• **Dataset**:
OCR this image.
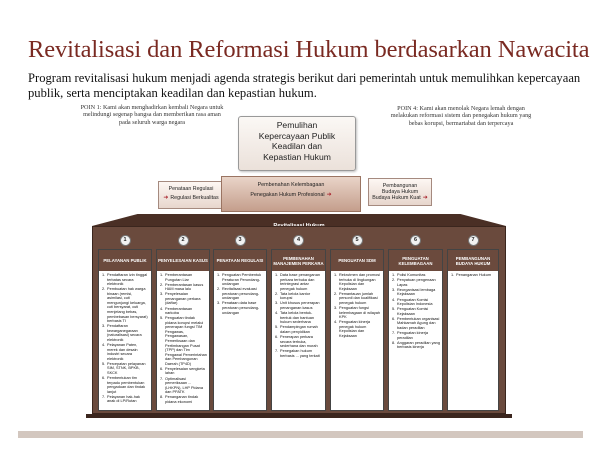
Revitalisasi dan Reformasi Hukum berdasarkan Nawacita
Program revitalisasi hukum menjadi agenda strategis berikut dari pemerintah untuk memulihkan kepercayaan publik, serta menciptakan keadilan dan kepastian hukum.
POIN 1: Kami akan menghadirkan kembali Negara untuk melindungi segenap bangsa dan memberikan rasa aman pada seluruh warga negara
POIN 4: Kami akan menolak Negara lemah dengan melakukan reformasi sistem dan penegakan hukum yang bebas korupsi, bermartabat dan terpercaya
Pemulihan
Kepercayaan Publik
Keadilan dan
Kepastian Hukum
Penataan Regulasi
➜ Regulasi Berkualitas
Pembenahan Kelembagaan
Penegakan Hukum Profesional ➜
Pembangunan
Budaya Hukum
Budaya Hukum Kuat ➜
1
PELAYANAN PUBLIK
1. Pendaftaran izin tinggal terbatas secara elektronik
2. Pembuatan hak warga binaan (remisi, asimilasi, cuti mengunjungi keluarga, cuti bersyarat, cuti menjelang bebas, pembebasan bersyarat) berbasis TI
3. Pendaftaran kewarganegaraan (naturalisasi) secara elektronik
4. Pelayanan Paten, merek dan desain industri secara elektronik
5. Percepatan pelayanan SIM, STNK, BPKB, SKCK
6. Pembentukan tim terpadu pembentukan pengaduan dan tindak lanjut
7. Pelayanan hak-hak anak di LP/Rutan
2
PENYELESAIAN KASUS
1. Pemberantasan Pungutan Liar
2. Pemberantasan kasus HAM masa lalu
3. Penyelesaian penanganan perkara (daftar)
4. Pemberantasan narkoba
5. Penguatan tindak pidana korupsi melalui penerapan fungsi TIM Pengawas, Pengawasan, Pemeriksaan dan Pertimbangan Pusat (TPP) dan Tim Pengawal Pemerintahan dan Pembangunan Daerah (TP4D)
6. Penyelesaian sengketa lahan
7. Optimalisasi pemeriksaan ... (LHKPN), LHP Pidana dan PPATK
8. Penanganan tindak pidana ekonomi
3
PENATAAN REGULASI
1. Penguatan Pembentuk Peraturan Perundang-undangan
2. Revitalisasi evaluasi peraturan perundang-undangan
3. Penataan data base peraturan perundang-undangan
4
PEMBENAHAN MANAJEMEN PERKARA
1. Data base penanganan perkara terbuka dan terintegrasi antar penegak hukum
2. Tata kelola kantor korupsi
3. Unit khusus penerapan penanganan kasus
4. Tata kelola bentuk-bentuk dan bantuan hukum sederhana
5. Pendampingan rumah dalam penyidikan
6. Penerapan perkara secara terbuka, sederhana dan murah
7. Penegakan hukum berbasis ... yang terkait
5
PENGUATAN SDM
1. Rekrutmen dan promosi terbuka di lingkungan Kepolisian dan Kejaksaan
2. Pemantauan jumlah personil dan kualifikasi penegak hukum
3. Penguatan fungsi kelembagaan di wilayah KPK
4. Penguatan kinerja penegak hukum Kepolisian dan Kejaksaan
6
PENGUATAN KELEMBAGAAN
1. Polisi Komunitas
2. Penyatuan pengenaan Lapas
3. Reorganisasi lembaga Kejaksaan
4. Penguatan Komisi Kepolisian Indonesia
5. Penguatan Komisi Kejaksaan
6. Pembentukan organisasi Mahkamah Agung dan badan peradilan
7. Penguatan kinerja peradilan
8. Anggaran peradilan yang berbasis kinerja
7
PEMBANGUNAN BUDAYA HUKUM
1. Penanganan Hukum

• **Stated problem**:
Search the data for "Kami". Copy every matching line.

• **Task response**:
POIN 1: Kami akan menghadirkan kembali Negara untuk melindungi segenap bangsa dan memberikan rasa aman pada seluruh warga negara
POIN 4: Kami akan menolak Negara lemah dengan melakukan reformasi sistem dan penegakan hukum yang bebas korupsi, bermartabat dan terpercaya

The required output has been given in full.